__Task statement__
Leave out the pictures and reproduce all of the data exactly.

[Data tied to figure images]

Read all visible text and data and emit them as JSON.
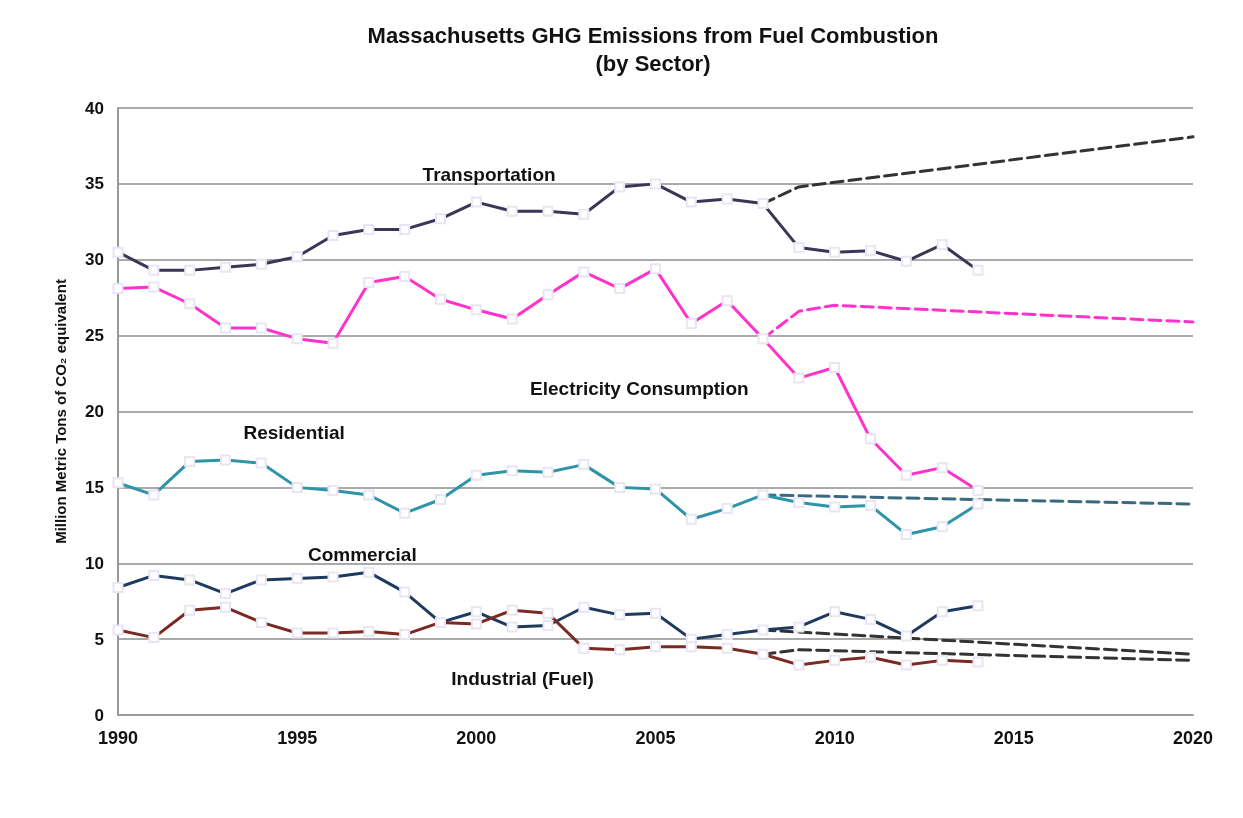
{
  "chart_data": {
    "type": "line",
    "title": "Massachusetts GHG Emissions from Fuel Combustion\n(by Sector)",
    "ylabel": "Million Metric Tons of CO₂ equivalent",
    "x": [
      1990,
      1991,
      1992,
      1993,
      1994,
      1995,
      1996,
      1997,
      1998,
      1999,
      2000,
      2001,
      2002,
      2003,
      2004,
      2005,
      2006,
      2007,
      2008,
      2009,
      2010,
      2011,
      2012,
      2013,
      2014
    ],
    "xlim": [
      1990,
      2020
    ],
    "xticks": [
      1990,
      1995,
      2000,
      2005,
      2010,
      2015,
      2020
    ],
    "ylim": [
      0,
      40
    ],
    "yticks": [
      0,
      5,
      10,
      15,
      20,
      25,
      30,
      35,
      40
    ],
    "grid": "y",
    "legend": false,
    "marker": "square",
    "line_style": "solid",
    "series": [
      {
        "name": "Transportation",
        "color": "#3b3556",
        "values": [
          30.5,
          29.3,
          29.3,
          29.5,
          29.7,
          30.2,
          31.6,
          32.0,
          32.0,
          32.7,
          33.8,
          33.2,
          33.2,
          33.0,
          34.8,
          35.0,
          33.8,
          34.0,
          33.7,
          30.8,
          30.5,
          30.6,
          29.9,
          31.0,
          29.3
        ]
      },
      {
        "name": "Electricity Consumption",
        "color": "#ff33cc",
        "values": [
          28.1,
          28.2,
          27.1,
          25.5,
          25.5,
          24.8,
          24.5,
          28.5,
          28.9,
          27.4,
          26.7,
          26.1,
          27.7,
          29.2,
          28.1,
          29.4,
          25.8,
          27.3,
          24.8,
          22.2,
          22.9,
          18.2,
          15.8,
          16.3,
          14.8
        ]
      },
      {
        "name": "Residential",
        "color": "#2e94a8",
        "values": [
          15.3,
          14.5,
          16.7,
          16.8,
          16.6,
          15.0,
          14.8,
          14.5,
          13.3,
          14.2,
          15.8,
          16.1,
          16.0,
          16.5,
          15.0,
          14.9,
          12.9,
          13.6,
          14.5,
          14.0,
          13.7,
          13.8,
          11.9,
          12.4,
          13.9
        ]
      },
      {
        "name": "Commercial",
        "color": "#1f3a5f",
        "values": [
          8.4,
          9.2,
          8.9,
          8.0,
          8.9,
          9.0,
          9.1,
          9.4,
          8.1,
          6.1,
          6.8,
          5.8,
          5.9,
          7.1,
          6.6,
          6.7,
          5.0,
          5.3,
          5.6,
          5.8,
          6.8,
          6.3,
          5.2,
          6.8,
          7.2
        ]
      },
      {
        "name": "Industrial (Fuel)",
        "color": "#7a2a22",
        "values": [
          5.6,
          5.1,
          6.9,
          7.1,
          6.1,
          5.4,
          5.4,
          5.5,
          5.3,
          6.1,
          6.0,
          6.9,
          6.7,
          4.4,
          4.3,
          4.5,
          4.5,
          4.4,
          4.0,
          3.3,
          3.6,
          3.8,
          3.3,
          3.6,
          3.5
        ]
      },
      {
        "color": "#333333",
        "marker": "none",
        "line_style": "dashed",
        "x": [
          2008,
          2009,
          2020
        ],
        "values": [
          33.7,
          34.8,
          38.1
        ]
      },
      {
        "color": "#ff33cc",
        "marker": "none",
        "line_style": "dashed",
        "x": [
          2008,
          2009,
          2010,
          2020
        ],
        "values": [
          24.8,
          26.6,
          27.0,
          25.9
        ]
      },
      {
        "color": "#3a6a80",
        "marker": "none",
        "line_style": "dashed",
        "x": [
          2008,
          2020
        ],
        "values": [
          14.5,
          13.9
        ]
      },
      {
        "color": "#333333",
        "marker": "none",
        "line_style": "dashed",
        "x": [
          2008,
          2020
        ],
        "values": [
          5.6,
          4.0
        ]
      },
      {
        "color": "#333333",
        "marker": "none",
        "line_style": "dashed",
        "x": [
          2008,
          2009,
          2020
        ],
        "values": [
          4.0,
          4.3,
          3.6
        ]
      }
    ]
  }
}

__Response to the task__
Read all visible text and data and emit them as JSON.
{
  "chart_data": {
    "type": "line",
    "title": "Massachusetts GHG Emissions from Fuel Combustion\n(by Sector)",
    "ylabel": "Million Metric Tons of CO₂ equivalent",
    "x": [
      1990,
      1991,
      1992,
      1993,
      1994,
      1995,
      1996,
      1997,
      1998,
      1999,
      2000,
      2001,
      2002,
      2003,
      2004,
      2005,
      2006,
      2007,
      2008,
      2009,
      2010,
      2011,
      2012,
      2013,
      2014
    ],
    "xlim": [
      1990,
      2020
    ],
    "xticks": [
      1990,
      1995,
      2000,
      2005,
      2010,
      2015,
      2020
    ],
    "ylim": [
      0,
      40
    ],
    "yticks": [
      0,
      5,
      10,
      15,
      20,
      25,
      30,
      35,
      40
    ],
    "grid": "y",
    "legend": false,
    "marker": "square",
    "line_style": "solid",
    "series": [
      {
        "name": "Transportation",
        "color": "#3b3556",
        "values": [
          30.5,
          29.3,
          29.3,
          29.5,
          29.7,
          30.2,
          31.6,
          32.0,
          32.0,
          32.7,
          33.8,
          33.2,
          33.2,
          33.0,
          34.8,
          35.0,
          33.8,
          34.0,
          33.7,
          30.8,
          30.5,
          30.6,
          29.9,
          31.0,
          29.3
        ]
      },
      {
        "name": "Electricity Consumption",
        "color": "#ff33cc",
        "values": [
          28.1,
          28.2,
          27.1,
          25.5,
          25.5,
          24.8,
          24.5,
          28.5,
          28.9,
          27.4,
          26.7,
          26.1,
          27.7,
          29.2,
          28.1,
          29.4,
          25.8,
          27.3,
          24.8,
          22.2,
          22.9,
          18.2,
          15.8,
          16.3,
          14.8
        ]
      },
      {
        "name": "Residential",
        "color": "#2e94a8",
        "values": [
          15.3,
          14.5,
          16.7,
          16.8,
          16.6,
          15.0,
          14.8,
          14.5,
          13.3,
          14.2,
          15.8,
          16.1,
          16.0,
          16.5,
          15.0,
          14.9,
          12.9,
          13.6,
          14.5,
          14.0,
          13.7,
          13.8,
          11.9,
          12.4,
          13.9
        ]
      },
      {
        "name": "Commercial",
        "color": "#1f3a5f",
        "values": [
          8.4,
          9.2,
          8.9,
          8.0,
          8.9,
          9.0,
          9.1,
          9.4,
          8.1,
          6.1,
          6.8,
          5.8,
          5.9,
          7.1,
          6.6,
          6.7,
          5.0,
          5.3,
          5.6,
          5.8,
          6.8,
          6.3,
          5.2,
          6.8,
          7.2
        ]
      },
      {
        "name": "Industrial (Fuel)",
        "color": "#7a2a22",
        "values": [
          5.6,
          5.1,
          6.9,
          7.1,
          6.1,
          5.4,
          5.4,
          5.5,
          5.3,
          6.1,
          6.0,
          6.9,
          6.7,
          4.4,
          4.3,
          4.5,
          4.5,
          4.4,
          4.0,
          3.3,
          3.6,
          3.8,
          3.3,
          3.6,
          3.5
        ]
      },
      {
        "color": "#333333",
        "marker": "none",
        "line_style": "dashed",
        "x": [
          2008,
          2009,
          2020
        ],
        "values": [
          33.7,
          34.8,
          38.1
        ]
      },
      {
        "color": "#ff33cc",
        "marker": "none",
        "line_style": "dashed",
        "x": [
          2008,
          2009,
          2010,
          2020
        ],
        "values": [
          24.8,
          26.6,
          27.0,
          25.9
        ]
      },
      {
        "color": "#3a6a80",
        "marker": "none",
        "line_style": "dashed",
        "x": [
          2008,
          2020
        ],
        "values": [
          14.5,
          13.9
        ]
      },
      {
        "color": "#333333",
        "marker": "none",
        "line_style": "dashed",
        "x": [
          2008,
          2020
        ],
        "values": [
          5.6,
          4.0
        ]
      },
      {
        "color": "#333333",
        "marker": "none",
        "line_style": "dashed",
        "x": [
          2008,
          2009,
          2020
        ],
        "values": [
          4.0,
          4.3,
          3.6
        ]
      }
    ]
  }
}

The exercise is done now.